**EXERCISE PROMPT**. Copy every line of the data in which the word "доводното" occurs.

======== STORED DATA ========

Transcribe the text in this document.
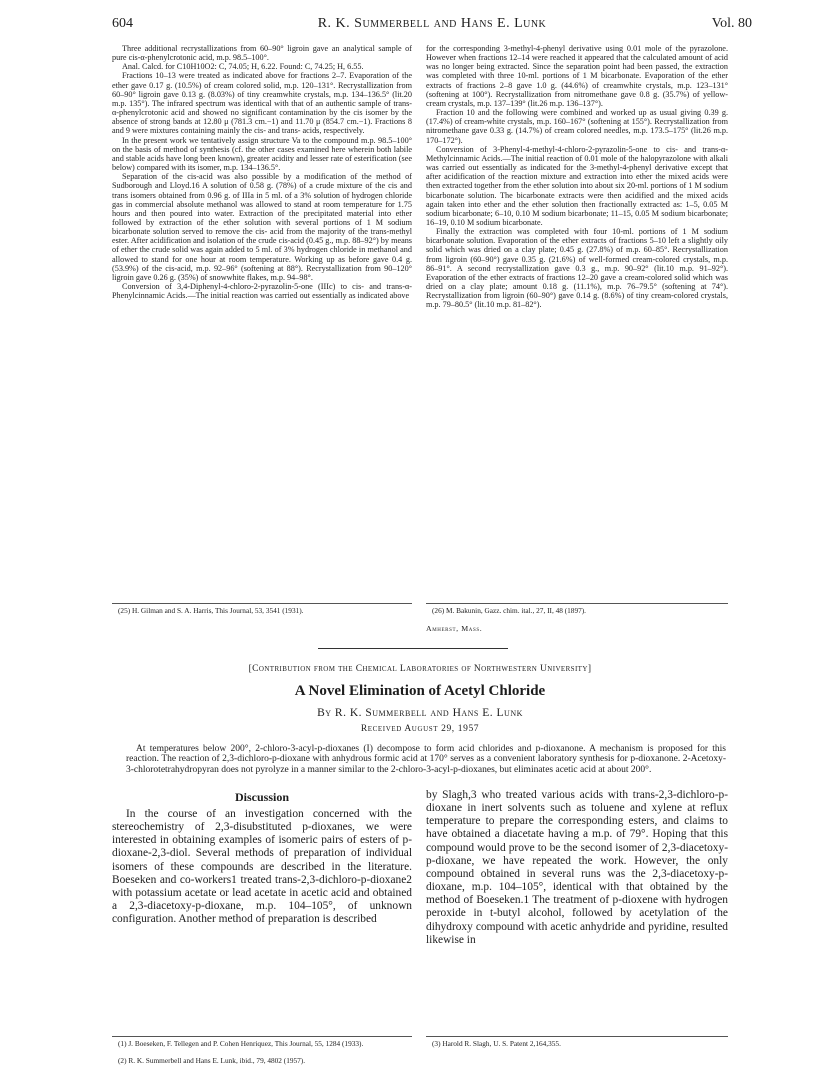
604	R. K. Summerbell and Hans E. Lunk	Vol. 80

Three additional recrystallizations from 60–90° ligroin gave an analytical sample of pure cis-α-phenylcrotonic acid, m.p. 98.5–100°.

Anal. Calcd. for C10H10O2: C, 74.05; H, 6.22. Found: C, 74.25; H, 6.55.

Fractions 10–13 were treated as indicated above for fractions 2–7. Evaporation of the ether gave 0.17 g. (10.5%) of cream colored solid, m.p. 120–131°. Recrystallization from 60–90° ligroin gave 0.13 g. (8.03%) of tiny creamwhite crystals, m.p. 134–136.5° (lit.20 m.p. 135°). The infrared spectrum was identical with that of an authentic sample of trans-α-phenylcrotonic acid and showed no significant contamination by the cis isomer by the absence of strong bands at 12.80 μ (781.3 cm.−1) and 11.70 μ (854.7 cm.−1). Fractions 8 and 9 were mixtures containing mainly the cis- and trans- acids, respectively.

In the present work we tentatively assign structure Va to the compound m.p. 98.5–100° on the basis of method of synthesis (cf. the other cases examined here wherein both labile and stable acids have long been known), greater acidity and lesser rate of esterification (see below) compared with its isomer, m.p. 134–136.5°.

Separation of the cis-acid was also possible by a modification of the method of Sudborough and Lloyd.16 A solution of 0.58 g. (78%) of a crude mixture of the cis and trans isomers obtained from 0.96 g. of IIIa in 5 ml. of a 3% solution of hydrogen chloride gas in commercial absolute methanol was allowed to stand at room temperature for 1.75 hours and then poured into water. Extraction of the precipitated material into ether followed by extraction of the ether solution with several portions of 1 M sodium bicarbonate solution served to remove the cis- acid from the majority of the trans-methyl ester. After acidification and isolation of the crude cis-acid (0.45 g., m.p. 88–92°) by means of ether the crude solid was again added to 5 ml. of 3% hydrogen chloride in methanol and allowed to stand for one hour at room temperature. Working up as before gave 0.4 g. (53.9%) of the cis-acid, m.p. 92–96° (softening at 88°). Recrystallization from 90–120° ligroin gave 0.26 g. (35%) of snowwhite flakes, m.p. 94–98°.

Conversion of 3,4-Diphenyl-4-chloro-2-pyrazolin-5-one (IIIc) to cis- and trans-α-Phenylcinnamic Acids.—The initial reaction was carried out essentially as indicated above

for the corresponding 3-methyl-4-phenyl derivative using 0.01 mole of the pyrazolone. However when fractions 12–14 were reached it appeared that the calculated amount of acid was no longer being extracted. Since the separation point had been passed, the extraction was completed with three 10-ml. portions of 1 M bicarbonate. Evaporation of the ether extracts of fractions 2–8 gave 1.0 g. (44.6%) of creamwhite crystals, m.p. 123–131° (softening at 100°). Recrystallization from nitromethane gave 0.8 g. (35.7%) of yellow-cream crystals, m.p. 137–139° (lit.26 m.p. 136–137°).

Fraction 10 and the following were combined and worked up as usual giving 0.39 g. (17.4%) of cream-white crystals, m.p. 160–167° (softening at 155°). Recrystallization from nitromethane gave 0.33 g. (14.7%) of cream colored needles, m.p. 173.5–175° (lit.26 m.p. 170–172°).

Conversion of 3-Phenyl-4-methyl-4-chloro-2-pyrazolin-5-one to cis- and trans-α-Methylcinnamic Acids.—The initial reaction of 0.01 mole of the halopyrazolone with alkali was carried out essentially as indicated for the 3-methyl-4-phenyl derivative except that after acidification of the reaction mixture and extraction into ether the mixed acids were then extracted together from the ether solution into about six 20-ml. portions of 1 M sodium bicarbonate solution. The bicarbonate extracts were then acidified and the mixed acids again taken into ether and the ether solution then fractionally extracted as: 1–5, 0.05 M sodium bicarbonate; 6–10, 0.10 M sodium bicarbonate; 11–15, 0.05 M sodium bicarbonate; 16–19, 0.10 M sodium bicarbonate.

Finally the extraction was completed with four 10-ml. portions of 1 M sodium bicarbonate solution. Evaporation of the ether extracts of fractions 5–10 left a slightly oily solid which was dried on a clay plate; 0.45 g. (27.8%) of m.p. 60–85°. Recrystallization from ligroin (60–90°) gave 0.35 g. (21.6%) of well-formed cream-colored crystals, m.p. 86–91°. A second recrystallization gave 0.3 g., m.p. 90–92° (lit.10 m.p. 91–92°). Evaporation of the ether extracts of fractions 12–20 gave a cream-colored solid which was dried on a clay plate; amount 0.18 g. (11.1%), m.p. 76–79.5° (softening at 74°). Recrystallization from ligroin (60–90°) gave 0.14 g. (8.6%) of tiny cream-colored crystals, m.p. 79–80.5° (lit.10 m.p. 81–82°).

(25) H. Gilman and S. A. Harris, This Journal, 53, 3541 (1931).	(26) M. Bakunin, Gazz. chim. ital., 27, II, 48 (1897).
Amherst, Mass.
[Contribution from the Chemical Laboratories of Northwestern University]
A Novel Elimination of Acetyl Chloride
By R. K. Summerbell and Hans E. Lunk
Received August 29, 1957
At temperatures below 200°, 2-chloro-3-acyl-p-dioxanes (I) decompose to form acid chlorides and p-dioxanone. A mechanism is proposed for this reaction. The reaction of 2,3-dichloro-p-dioxane with anhydrous formic acid at 170° serves as a convenient laboratory synthesis for p-dioxanone. 2-Acetoxy-3-chlorotetrahydropyran does not pyrolyze in a manner similar to the 2-chloro-3-acyl-p-dioxanes, but eliminates acetic acid at about 200°.
Discussion

In the course of an investigation concerned with the stereochemistry of 2,3-disubstituted p-dioxanes, we were interested in obtaining examples of isomeric pairs of esters of p-dioxane-2,3-diol. Several methods of preparation of individual isomers of these compounds are described in the literature. Boeseken and co-workers1 treated trans-2,3-dichloro-p-dioxane2 with potassium acetate or lead acetate in acetic acid and obtained a 2,3-diacetoxy-p-dioxane, m.p. 104–105°, of unknown configuration. Another method of preparation is described

by Slagh,3 who treated various acids with trans-2,3-dichloro-p-dioxane in inert solvents such as toluene and xylene at reflux temperature to prepare the corresponding esters, and claims to have obtained a diacetate having a m.p. of 79°. Hoping that this compound would prove to be the second isomer of 2,3-diacetoxy-p-dioxane, we have repeated the work. However, the only compound obtained in several runs was the 2,3-diacetoxy-p-dioxane, m.p. 104–105°, identical with that obtained by the method of Boeseken.1 The treatment of p-dioxene with hydrogen peroxide in t-butyl alcohol, followed by acetylation of the dihydroxy compound with acetic anhydride and pyridine, resulted likewise in

(1) J. Boeseken, F. Tellegen and P. Cohen Henriquez, This Journal, 55, 1284 (1933).
(2) R. K. Summerbell and Hans E. Lunk, ibid., 79, 4802 (1957).
(3) Harold R. Slagh, U. S. Patent 2,164,355.
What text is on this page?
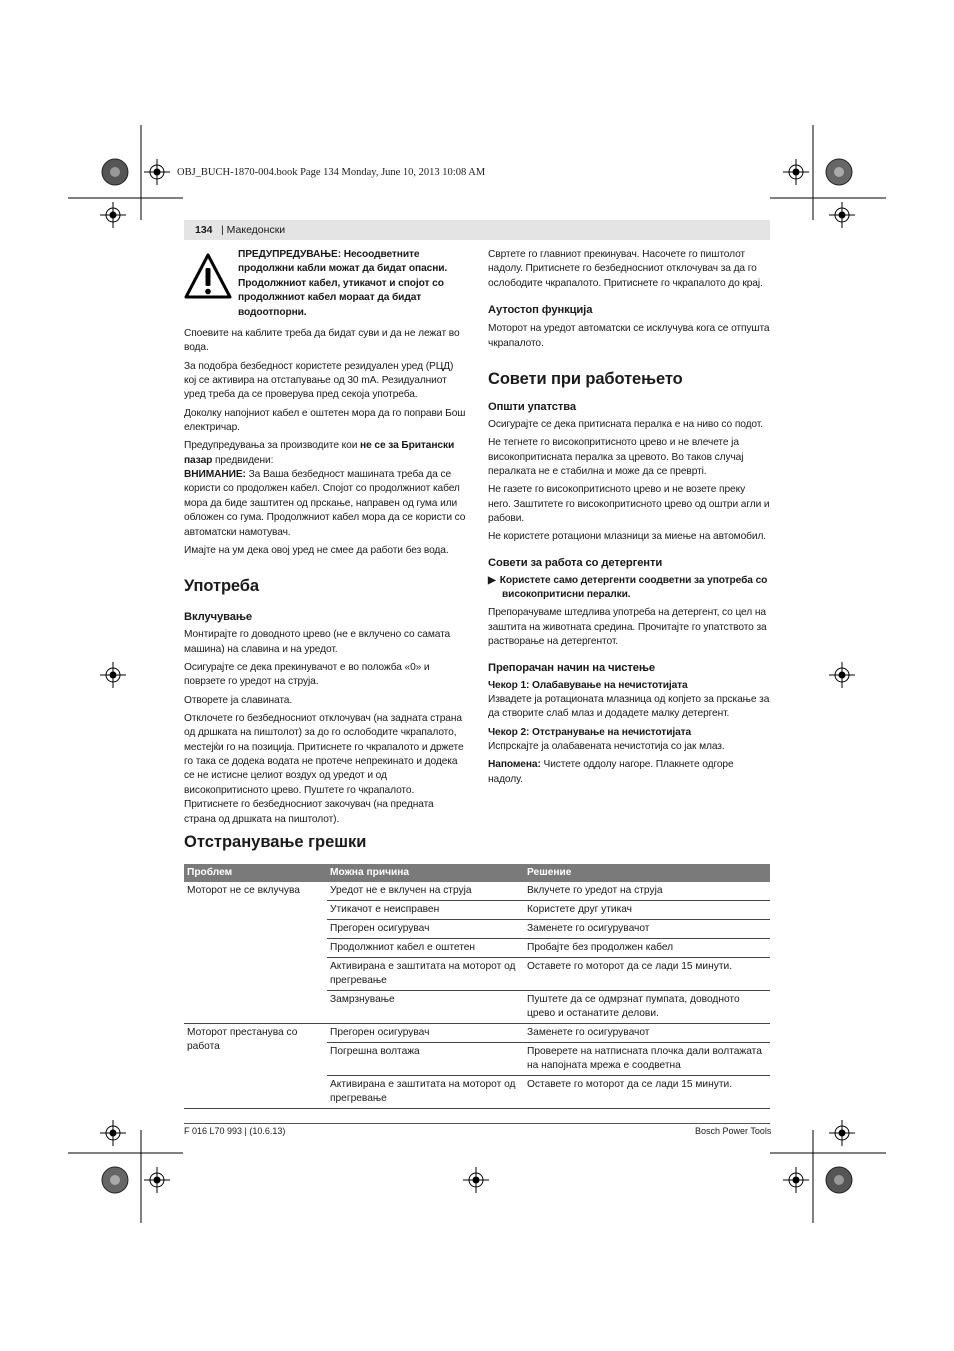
OBJ_BUCH-1870-004.book Page 134 Monday, June 10, 2013 10:08 AM
134 | Македонски
ПРЕДУПРЕДУВАЊЕ: Несоодветните продолжни кабли можат да бидат опасни. Продолжниот кабел, утикачот и спојот со продолжниот кабел мораат да бидат водоотпорни.

Споевите на каблите треба да бидат суви и да не лежат во вода.

За подобра безбедност користете резидуален уред (РЦД) кој се активира на отстапување од 30 mA. Резидуалниот уред треба да се проверува пред секоја употреба.

Доколку напојниот кабел е оштетен мора да го поправи Бош електричар.

Предупредувања за производите кои не се за Британски пазар предвидени:

ВНИМАНИЕ: За Ваша безбедност машината треба да се користи со продолжен кабел. Спојот со продолжниот кабел мора да биде заштитен од прскање, направен од гума или обложен со гума. Продолжниот кабел мора да се користи со автоматски намотувач.

Имајте на ум дека овој уред не смее да работи без вода.

Употреба
Вклучување

Монтирајте го доводното црево (не е вклучено со самата машина) на славина и на уредот.

Осигурајте се дека прекинувачот е во положба «0» и поврзете го уредот на струја.

Отворете ја славината.

Отклочете го безбедносниот отклочувач (на задната страна од дршката на пиштолот) за до го ослободите чкрапалото, местејќи го на позиција. Притиснете го чкрапалото и држете го така се додека водата не протече непрекинато и додека се не истисне целиот воздух од уредот и од високопритисното црево. Пуштете го чкрапалото. Притиснете го безбедносниот закочувач (на предната страна од дршката на пиштолот).

Свртете го главниот прекинувач. Насочете го пиштолот надолу. Притиснете го безбедносниот отклочувач за да го ослободите чкрапалото. Притиснете го чкрапалото до крај.

Аутостоп функција

Моторот на уредот автоматски се исклучува кога се отпушта чкрапалото.

Совети при работењето
Општи упатства

Осигурајте се дека притисната пералка е на ниво со подот.

Не тегнете го високопритисното црево и не влечете ја високопритисната пералка за цревото. Во таков случај пералката не е стабилна и може да се превртi.

Не газете го високопритисното црево и не возете преку него. Заштитете го високопритисното црево од оштри агли и рабови.

Не користете ротациони млазници за миење на автомобил.

Совети за работа со детергенти

▶ Користете само детергенти соодветни за употреба со високопритисни перaлки.

Препорачуваме штедлива употреба на детергент, со цел на заштита на животната средина. Прочитајте го упатството за растворање на детергентот.

Препорачан начин на чистење
Чекор 1: Олабавување на нечистотијата

Извадете ја ротационата млазница од копјето за прскање за да створите слаб млаз и додадете малку детергент.

Чекор 2: Отстранување на нечистотијата

Испрскајте ја олабавената нечистотија со јак млаз.

Напомена: Чистете оддолу нагоре. Плакнете одгоре надолу.

Отстранување грешки
Проблем	Можна причина	Решение
Моторот не се вклучува	Уредот не е вклучен на струја	Вклучете го уредот на струја
	Утикачот е неисправен	Користете друг утикач
	Прегорен осигурувач	Заменете го осигурувачот
	Продолжниот кабел е оштетен	Пробајте без продолжен кабел
	Активирана е заштитата на моторот од прегревање	Оставете го моторот да се лади 15 минути.
	Замрзнување	Пуштете да се одмрзнат пумпата, доводното црево и останатите делови.
Моторот престанува со работа	Прегорен осигурувач	Заменете го осигурувачот
	Погрешна волтажа	Проверете на натписната плочка дали волтажата на напојната мрежа е соодветна
	Активирана е заштитата на моторот од прегревање	Оставете го моторот да се лади 15 минути.
F 016 L70 993 | (10.6.13)	Bosch Power Tools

========

**SOLUTION FOR THIS EXERCISE**.
Монтирајте го доводното црево (не е вклучено со самата машина) на славина и на уредот.
	Замрзнување	Пуштете да се одмрзнат пумпата, доводното црево и останатите делови.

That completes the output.